Ce n’est pas sans crainte qu’on aborde Quai d’Orsay : la mode de l’adaptation de BD et autres romans graphiques (Snowpiercer, La Vie d’Adèle) peut susciter l’appréhension, tout comme, inversement, la réussite, aussi bien visuelle que verbale, de la BD de Blain et Larzac, que le Nouvel Obs accuse Tavernier d’avoir "massacrée", tandis que d’autres lui reprochent de l’avoir trop servilement suivie.

Le film est donc une excellente surprise et il faut le dire bien haut face aux critiques qui font la fine bouche devant tout film qui sort de la routine psychologique (Guillaume et les garçons actuellement) ou hollywoodienne. Quai d’Orsay n’est pas un grand chef-d’oeuvre ? C’est entendu, et on ne va pas le comparer au Guépard. Mais même si ce n’était qu’une comédie divertissante (comme semble le suggérer Télérama), on aurait raison d’aller le voir. Au moment où on célèbre avec enthousiasme les 50 ans des Tontons flingueurs, (et où l’on vient d’apprendre la mort de Georges Lautner), on peut voir dans Quai d’Orsay un retour à la grande tradition du cinéma populaire français des années 30-60, dont la force résidait dans la conception des seconds rôles et le talent des acteurs qui les interprétaient. Les tontons flingueurs du Quai d’Orsay, eux aussi, sont incarnés par une équipe d’excellents acteurs (Niels Arestrup, Bruno Raffaelli, Marie Bunel, Didier Bezace...) et on peut imaginer qu’on reverra le film en attendant ses répliques culte sur Héraclite et les anchois, ou la grande tirade du stabilo, magistralement interprétée par Thierry Lhermitte.

Mais, derrière la comédie, il y a un événement historique, le dernier sans doute dans lequel la France a brillé, le grand discours de Villepin (ici Taillard de Vorms) à l’ONU en février 2003, dont on avait pu croire qu’avec les millions de manifestants du NON, il arrêterait la guerre contre l’Irak. Il faut remercier Bertrand Tavernier d’avoir ainsi salué les 10 ans du discours ; on réalise ainsi que Villepin est le dernier ministre à avoir marqué le Quai d’Orsay (au point qu’on est tout étonné de se rappeler qu’aujourd’hui le fauteuil devant l’immense fenêtre du somptueux bureau de Taillard de Vorms est occupé par Fabius) et à avoir parlé au nom de "la France des droits de l’homme" ; on ne peut le mettre en parallèle qu’avec Chevènement qui, en 1991, démissionna de son poste de ministre de la Défense pour ne pas cautionner le soutien de Mitterrand à la première agression des États-Unis contre l’Irak (" Un ministre, ça ferme sa gueule ; si ça veut l’ouvrir, ça démissionne ").

**Exercice A:** Recopiez fidèlement le passage de la critique de Quai d'Orsay compris entre "Ce n’est pas" et "trop servilement suivie.", bornes incluses.
**Exercice B:** Dans les entrées, reprenez les lignes allant de celle qui contient "Decompose this screenshot" à celle qui contient "- pigeon-info-line: H. Vredeveld: [434, 109, 521, 124]", toutes deux comprises, en substituant "connecteur" à "connector" et sans rien modifier d'autre.

**Données extraites:**

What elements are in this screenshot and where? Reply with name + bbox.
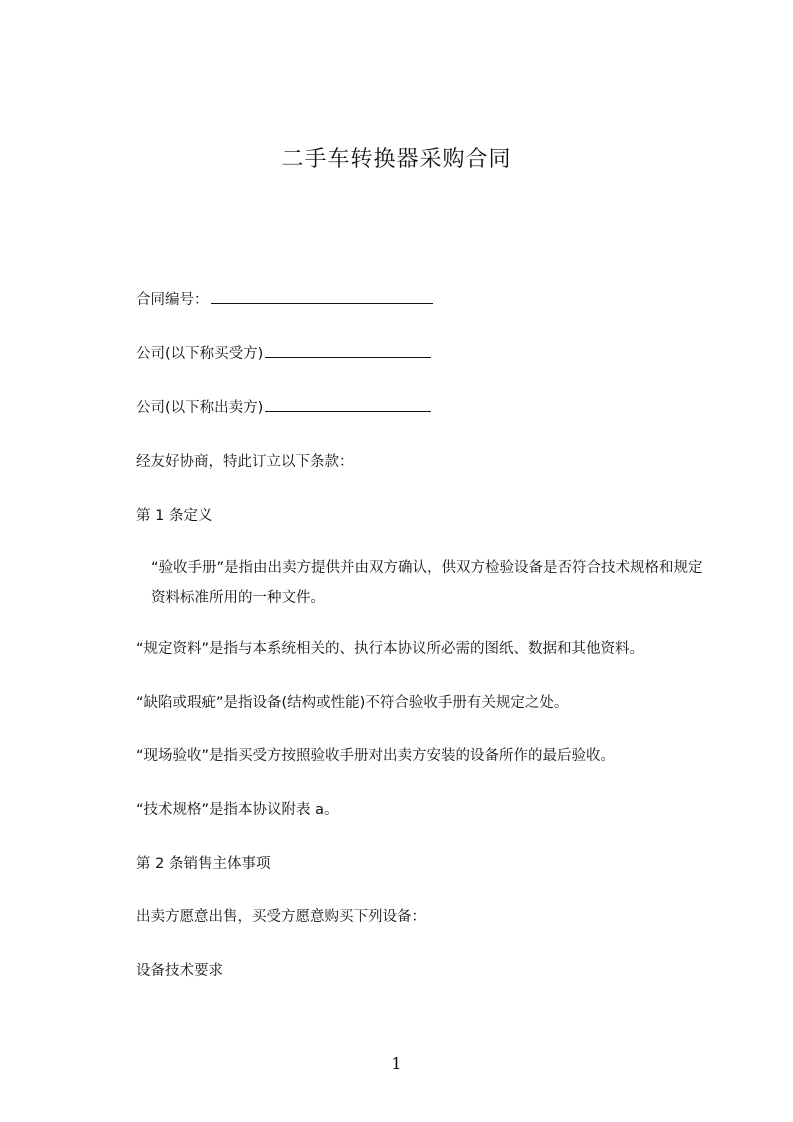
...
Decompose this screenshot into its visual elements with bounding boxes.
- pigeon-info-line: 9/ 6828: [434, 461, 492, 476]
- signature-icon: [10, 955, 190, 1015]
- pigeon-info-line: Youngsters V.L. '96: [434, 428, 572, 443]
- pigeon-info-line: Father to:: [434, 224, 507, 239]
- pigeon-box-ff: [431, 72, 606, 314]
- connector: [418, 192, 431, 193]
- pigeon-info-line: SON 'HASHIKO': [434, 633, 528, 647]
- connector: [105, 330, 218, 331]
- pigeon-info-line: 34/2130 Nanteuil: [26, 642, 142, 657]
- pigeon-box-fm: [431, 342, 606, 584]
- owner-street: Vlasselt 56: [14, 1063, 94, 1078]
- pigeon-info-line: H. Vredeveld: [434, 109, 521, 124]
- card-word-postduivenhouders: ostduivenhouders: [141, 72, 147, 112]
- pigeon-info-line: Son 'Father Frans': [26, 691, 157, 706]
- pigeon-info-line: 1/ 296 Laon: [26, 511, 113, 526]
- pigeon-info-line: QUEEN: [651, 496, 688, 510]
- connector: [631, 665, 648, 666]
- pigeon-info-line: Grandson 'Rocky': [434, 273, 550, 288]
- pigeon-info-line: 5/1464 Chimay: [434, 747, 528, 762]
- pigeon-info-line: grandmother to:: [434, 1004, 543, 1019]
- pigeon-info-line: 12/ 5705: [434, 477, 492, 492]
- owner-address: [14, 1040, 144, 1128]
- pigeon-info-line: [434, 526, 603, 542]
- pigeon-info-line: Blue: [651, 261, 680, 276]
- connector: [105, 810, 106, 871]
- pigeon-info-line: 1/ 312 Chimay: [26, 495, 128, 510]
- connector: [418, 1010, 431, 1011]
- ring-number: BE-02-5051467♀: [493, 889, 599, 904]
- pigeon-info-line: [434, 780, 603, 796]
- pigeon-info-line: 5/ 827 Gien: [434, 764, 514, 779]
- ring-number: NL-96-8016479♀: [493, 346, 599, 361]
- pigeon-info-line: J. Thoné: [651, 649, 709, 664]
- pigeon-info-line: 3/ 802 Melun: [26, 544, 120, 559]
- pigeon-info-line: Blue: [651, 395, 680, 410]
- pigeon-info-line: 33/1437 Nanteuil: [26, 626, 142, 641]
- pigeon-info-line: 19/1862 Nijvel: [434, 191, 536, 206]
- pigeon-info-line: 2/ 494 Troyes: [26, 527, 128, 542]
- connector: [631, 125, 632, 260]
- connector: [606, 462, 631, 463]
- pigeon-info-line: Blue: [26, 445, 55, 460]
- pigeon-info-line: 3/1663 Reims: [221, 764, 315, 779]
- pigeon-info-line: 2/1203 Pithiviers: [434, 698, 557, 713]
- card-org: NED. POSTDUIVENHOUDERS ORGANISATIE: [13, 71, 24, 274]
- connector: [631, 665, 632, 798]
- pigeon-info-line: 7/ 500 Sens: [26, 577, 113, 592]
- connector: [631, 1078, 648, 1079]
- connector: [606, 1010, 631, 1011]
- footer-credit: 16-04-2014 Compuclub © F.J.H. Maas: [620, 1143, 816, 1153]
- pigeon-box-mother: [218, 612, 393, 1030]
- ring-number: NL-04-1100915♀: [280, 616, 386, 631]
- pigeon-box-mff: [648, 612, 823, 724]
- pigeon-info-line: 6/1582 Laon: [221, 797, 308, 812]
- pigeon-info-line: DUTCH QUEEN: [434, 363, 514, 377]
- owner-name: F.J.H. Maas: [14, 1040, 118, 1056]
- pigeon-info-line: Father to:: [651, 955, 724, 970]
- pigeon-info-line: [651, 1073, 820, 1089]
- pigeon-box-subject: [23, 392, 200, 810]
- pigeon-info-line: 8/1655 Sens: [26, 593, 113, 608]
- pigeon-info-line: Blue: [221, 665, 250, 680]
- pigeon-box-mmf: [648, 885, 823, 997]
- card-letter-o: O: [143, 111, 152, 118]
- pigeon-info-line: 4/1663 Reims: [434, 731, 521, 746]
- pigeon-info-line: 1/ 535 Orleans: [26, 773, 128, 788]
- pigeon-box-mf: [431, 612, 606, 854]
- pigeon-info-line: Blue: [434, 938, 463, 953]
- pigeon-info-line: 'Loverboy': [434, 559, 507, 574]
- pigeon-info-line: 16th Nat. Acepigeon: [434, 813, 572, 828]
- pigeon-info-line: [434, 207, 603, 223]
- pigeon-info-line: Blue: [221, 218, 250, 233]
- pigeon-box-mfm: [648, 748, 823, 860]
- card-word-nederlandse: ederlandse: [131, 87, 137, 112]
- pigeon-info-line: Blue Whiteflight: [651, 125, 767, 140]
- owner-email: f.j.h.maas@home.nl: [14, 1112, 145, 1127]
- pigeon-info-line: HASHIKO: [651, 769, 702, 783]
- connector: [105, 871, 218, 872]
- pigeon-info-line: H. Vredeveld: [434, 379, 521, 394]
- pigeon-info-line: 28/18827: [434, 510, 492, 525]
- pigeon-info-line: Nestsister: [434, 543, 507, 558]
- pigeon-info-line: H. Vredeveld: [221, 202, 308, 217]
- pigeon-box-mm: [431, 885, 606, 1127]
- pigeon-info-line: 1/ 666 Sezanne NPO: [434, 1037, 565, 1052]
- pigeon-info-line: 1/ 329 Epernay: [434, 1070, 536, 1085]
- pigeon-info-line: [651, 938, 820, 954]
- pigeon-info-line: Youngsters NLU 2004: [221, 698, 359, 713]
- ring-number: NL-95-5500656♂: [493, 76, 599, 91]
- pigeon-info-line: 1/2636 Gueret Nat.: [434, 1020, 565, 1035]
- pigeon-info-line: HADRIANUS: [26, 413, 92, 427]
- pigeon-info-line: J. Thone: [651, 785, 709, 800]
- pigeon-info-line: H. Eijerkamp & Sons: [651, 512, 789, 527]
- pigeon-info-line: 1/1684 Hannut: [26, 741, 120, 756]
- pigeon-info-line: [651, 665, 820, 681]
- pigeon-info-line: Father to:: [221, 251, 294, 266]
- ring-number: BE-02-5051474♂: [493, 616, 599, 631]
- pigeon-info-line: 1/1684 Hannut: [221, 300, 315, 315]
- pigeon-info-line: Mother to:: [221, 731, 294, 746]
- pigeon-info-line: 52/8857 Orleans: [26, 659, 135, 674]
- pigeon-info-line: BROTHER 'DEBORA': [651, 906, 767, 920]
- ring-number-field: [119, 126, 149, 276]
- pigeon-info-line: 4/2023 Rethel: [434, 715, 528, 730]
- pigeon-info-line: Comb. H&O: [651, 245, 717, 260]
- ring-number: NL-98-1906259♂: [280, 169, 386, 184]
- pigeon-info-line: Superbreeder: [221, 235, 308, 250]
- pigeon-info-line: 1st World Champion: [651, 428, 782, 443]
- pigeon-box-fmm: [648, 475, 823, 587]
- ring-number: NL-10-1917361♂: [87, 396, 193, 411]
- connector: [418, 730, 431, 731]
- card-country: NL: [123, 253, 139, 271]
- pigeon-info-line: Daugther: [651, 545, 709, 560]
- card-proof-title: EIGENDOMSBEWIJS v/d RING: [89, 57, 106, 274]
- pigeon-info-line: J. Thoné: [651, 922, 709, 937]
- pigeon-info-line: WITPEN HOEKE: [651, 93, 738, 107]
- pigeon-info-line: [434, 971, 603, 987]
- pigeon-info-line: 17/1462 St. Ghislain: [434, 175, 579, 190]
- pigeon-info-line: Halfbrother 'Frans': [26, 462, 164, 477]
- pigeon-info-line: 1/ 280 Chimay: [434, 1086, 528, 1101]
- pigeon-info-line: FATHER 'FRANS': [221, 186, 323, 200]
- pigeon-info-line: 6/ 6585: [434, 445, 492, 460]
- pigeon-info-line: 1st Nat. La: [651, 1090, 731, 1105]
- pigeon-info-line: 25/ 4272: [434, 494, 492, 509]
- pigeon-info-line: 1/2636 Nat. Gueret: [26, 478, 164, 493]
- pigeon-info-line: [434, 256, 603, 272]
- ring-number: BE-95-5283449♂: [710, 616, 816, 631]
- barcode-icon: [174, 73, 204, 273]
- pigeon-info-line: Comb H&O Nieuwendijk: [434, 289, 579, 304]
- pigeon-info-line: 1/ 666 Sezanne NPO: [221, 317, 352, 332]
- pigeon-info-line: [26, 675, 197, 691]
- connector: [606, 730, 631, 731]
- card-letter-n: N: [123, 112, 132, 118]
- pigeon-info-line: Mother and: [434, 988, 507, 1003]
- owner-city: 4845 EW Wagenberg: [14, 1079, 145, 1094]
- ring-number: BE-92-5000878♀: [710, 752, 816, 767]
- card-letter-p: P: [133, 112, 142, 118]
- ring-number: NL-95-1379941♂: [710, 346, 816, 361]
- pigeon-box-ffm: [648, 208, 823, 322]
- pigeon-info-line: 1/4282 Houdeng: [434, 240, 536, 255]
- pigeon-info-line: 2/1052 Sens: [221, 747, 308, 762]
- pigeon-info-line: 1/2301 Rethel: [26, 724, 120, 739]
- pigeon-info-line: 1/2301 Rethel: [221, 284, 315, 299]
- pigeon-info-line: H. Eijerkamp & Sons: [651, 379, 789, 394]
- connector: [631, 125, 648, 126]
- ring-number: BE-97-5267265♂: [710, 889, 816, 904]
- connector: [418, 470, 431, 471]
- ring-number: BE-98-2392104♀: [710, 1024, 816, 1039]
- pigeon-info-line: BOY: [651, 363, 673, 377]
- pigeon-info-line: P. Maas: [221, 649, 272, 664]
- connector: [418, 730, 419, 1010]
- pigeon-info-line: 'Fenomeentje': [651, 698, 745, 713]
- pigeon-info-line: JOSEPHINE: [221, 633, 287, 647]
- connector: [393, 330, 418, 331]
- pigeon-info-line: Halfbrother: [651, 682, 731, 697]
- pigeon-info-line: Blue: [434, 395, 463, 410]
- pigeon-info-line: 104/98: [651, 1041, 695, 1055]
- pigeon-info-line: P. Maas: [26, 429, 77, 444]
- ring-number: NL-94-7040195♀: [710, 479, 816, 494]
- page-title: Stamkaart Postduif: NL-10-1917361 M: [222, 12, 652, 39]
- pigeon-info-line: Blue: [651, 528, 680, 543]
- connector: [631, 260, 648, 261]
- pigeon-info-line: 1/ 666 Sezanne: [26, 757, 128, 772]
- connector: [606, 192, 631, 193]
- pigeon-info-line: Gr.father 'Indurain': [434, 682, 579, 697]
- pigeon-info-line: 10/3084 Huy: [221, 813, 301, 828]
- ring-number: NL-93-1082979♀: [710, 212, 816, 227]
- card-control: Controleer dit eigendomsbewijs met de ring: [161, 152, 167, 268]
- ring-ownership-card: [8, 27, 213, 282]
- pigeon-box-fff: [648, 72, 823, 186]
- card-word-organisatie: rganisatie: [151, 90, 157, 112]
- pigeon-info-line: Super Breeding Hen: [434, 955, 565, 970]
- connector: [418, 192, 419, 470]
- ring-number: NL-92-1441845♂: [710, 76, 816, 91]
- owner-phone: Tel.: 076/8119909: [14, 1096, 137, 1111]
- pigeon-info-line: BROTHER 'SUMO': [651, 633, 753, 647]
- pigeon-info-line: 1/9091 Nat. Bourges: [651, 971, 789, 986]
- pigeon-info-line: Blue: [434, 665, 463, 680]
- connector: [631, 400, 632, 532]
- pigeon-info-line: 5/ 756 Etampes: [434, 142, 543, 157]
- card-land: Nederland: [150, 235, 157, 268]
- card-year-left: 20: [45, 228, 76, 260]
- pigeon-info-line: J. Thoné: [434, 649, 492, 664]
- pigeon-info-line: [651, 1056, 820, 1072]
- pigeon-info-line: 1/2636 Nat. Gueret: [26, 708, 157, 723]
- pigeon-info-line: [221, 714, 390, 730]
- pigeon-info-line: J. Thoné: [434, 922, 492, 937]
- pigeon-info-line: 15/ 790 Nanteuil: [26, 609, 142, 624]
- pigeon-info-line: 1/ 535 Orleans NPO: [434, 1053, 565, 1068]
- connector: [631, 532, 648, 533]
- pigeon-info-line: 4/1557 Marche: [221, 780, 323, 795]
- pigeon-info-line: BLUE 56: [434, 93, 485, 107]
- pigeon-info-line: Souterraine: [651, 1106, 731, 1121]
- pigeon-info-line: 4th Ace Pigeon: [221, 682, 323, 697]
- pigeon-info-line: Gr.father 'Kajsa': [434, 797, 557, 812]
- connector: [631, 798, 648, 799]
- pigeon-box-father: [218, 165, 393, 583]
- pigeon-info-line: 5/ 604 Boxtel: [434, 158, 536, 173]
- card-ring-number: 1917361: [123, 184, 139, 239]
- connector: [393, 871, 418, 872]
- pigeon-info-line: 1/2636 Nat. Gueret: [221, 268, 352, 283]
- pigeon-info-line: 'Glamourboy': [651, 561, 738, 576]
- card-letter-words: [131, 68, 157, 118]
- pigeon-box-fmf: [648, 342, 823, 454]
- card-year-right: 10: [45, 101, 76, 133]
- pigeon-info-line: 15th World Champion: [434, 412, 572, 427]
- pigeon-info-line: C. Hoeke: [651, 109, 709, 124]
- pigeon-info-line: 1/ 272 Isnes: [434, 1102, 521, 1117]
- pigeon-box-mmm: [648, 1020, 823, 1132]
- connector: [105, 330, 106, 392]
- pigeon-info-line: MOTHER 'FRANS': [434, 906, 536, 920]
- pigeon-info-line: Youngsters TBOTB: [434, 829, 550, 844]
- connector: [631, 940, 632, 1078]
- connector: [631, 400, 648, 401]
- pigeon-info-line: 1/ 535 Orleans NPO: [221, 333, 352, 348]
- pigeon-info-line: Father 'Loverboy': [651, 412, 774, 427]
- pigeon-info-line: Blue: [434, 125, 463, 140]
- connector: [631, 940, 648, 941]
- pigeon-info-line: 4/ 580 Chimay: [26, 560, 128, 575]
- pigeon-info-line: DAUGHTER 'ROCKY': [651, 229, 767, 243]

**Corrigé complet A:**
Ce n’est pas sans crainte qu’on aborde Quai d’Orsay : la mode de l’adaptation de BD et autres romans graphiques (Snowpiercer, La Vie d’Adèle) peut susciter l’appréhension, tout comme, inversement, la réussite, aussi bien visuelle que verbale, de la BD de Blain et Larzac, que le Nouvel Obs accuse Tavernier d’avoir "massacrée", tandis que d’autres lui reprochent de l’avoir trop servilement suivie.

**Corrigé complet B:**
Decompose this screenshot into its visual elements with bounding boxes.
- pigeon-info-line: 9/ 6828: [434, 461, 492, 476]
- signature-icon: [10, 955, 190, 1015]
- pigeon-info-line: Youngsters V.L. '96: [434, 428, 572, 443]
- pigeon-info-line: Father to:: [434, 224, 507, 239]
- pigeon-box-ff: [431, 72, 606, 314]
- connecteur: [418, 192, 431, 193]
- pigeon-info-line: SON 'HASHIKO': [434, 633, 528, 647]
- connecteur: [105, 330, 218, 331]
- pigeon-info-line: 34/2130 Nanteuil: [26, 642, 142, 657]
- pigeon-box-fm: [431, 342, 606, 584]
- owner-street: Vlasselt 56: [14, 1063, 94, 1078]
- pigeon-info-line: H. Vredeveld: [434, 109, 521, 124]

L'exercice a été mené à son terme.